(STATED PROBLEM) Can you transcribe every record below exactly as it appears?

## Begin ENTRIES SUPPLIED

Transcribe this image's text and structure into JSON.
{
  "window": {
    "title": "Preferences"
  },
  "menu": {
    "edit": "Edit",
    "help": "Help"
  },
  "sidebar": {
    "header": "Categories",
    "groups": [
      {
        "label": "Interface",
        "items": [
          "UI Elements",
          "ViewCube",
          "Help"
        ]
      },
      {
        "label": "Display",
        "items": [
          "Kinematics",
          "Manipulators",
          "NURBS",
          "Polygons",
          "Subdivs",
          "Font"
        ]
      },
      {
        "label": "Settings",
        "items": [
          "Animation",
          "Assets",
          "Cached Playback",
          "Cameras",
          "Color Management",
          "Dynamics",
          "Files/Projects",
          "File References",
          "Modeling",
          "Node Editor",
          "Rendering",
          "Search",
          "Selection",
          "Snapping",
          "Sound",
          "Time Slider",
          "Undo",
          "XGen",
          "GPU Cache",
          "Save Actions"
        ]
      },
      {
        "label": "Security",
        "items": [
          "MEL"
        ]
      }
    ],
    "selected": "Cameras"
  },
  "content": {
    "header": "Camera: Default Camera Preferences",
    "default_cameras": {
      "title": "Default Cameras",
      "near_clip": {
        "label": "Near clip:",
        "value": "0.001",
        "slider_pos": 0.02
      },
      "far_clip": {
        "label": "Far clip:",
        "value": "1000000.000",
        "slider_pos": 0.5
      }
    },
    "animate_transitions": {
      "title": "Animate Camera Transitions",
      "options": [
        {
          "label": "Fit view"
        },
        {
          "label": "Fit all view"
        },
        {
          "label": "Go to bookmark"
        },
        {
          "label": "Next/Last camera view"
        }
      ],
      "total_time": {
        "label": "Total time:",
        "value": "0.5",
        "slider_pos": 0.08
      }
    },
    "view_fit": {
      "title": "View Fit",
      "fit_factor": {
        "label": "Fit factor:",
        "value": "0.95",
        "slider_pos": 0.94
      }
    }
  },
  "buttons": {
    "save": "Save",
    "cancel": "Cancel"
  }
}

## End ENTRIES SUPPLIED

(ANSWER TO THIS PROBLEM)
Transcribe this image's text and structure into JSON.
{
  "window": {
    "title": "Preferences"
  },
  "menu": {
    "edit": "Edit",
    "help": "Help"
  },
  "sidebar": {
    "header": "Categories",
    "groups": [
      {
        "label": "Interface",
        "items": [
          "UI Elements",
          "ViewCube",
          "Help"
        ]
      },
      {
        "label": "Display",
        "items": [
          "Kinematics",
          "Manipulators",
          "NURBS",
          "Polygons",
          "Subdivs",
          "Font"
        ]
      },
      {
        "label": "Settings",
        "items": [
          "Animation",
          "Assets",
          "Cached Playback",
          "Cameras",
          "Color Management",
          "Dynamics",
          "Files/Projects",
          "File References",
          "Modeling",
          "Node Editor",
          "Rendering",
          "Search",
          "Selection",
          "Snapping",
          "Sound",
          "Time Slider",
          "Undo",
          "XGen",
          "GPU Cache",
          "Save Actions"
        ]
      },
      {
        "label": "Security",
        "items": [
          "MEL"
        ]
      }
    ],
    "selected": "Cameras"
  },
  "content": {
    "header": "Camera: Default Camera Preferences",
    "default_cameras": {
      "title": "Default Cameras",
      "near_clip": {
        "label": "Near clip:",
        "value": "0.001",
        "slider_pos": 0.02
      },
      "far_clip": {
        "label": "Far clip:",
        "value": "1000000.000",
        "slider_pos": 0.5
      }
    },
    "animate_transitions": {
      "title": "Animate Camera Transitions",
      "options": [
        {
          "label": "Fit view"
        },
        {
          "label": "Fit all view"
        },
        {
          "label": "Go to bookmark"
        },
        {
          "label": "Next/Last camera view"
        }
      ],
      "total_time": {
        "label": "Total time:",
        "value": "0.5",
        "slider_pos": 0.08
      }
    },
    "view_fit": {
      "title": "View Fit",
      "fit_factor": {
        "label": "Fit factor:",
        "value": "0.95",
        "slider_pos": 0.94
      }
    }
  },
  "buttons": {
    "save": "Save",
    "cancel": "Cancel"
  }
}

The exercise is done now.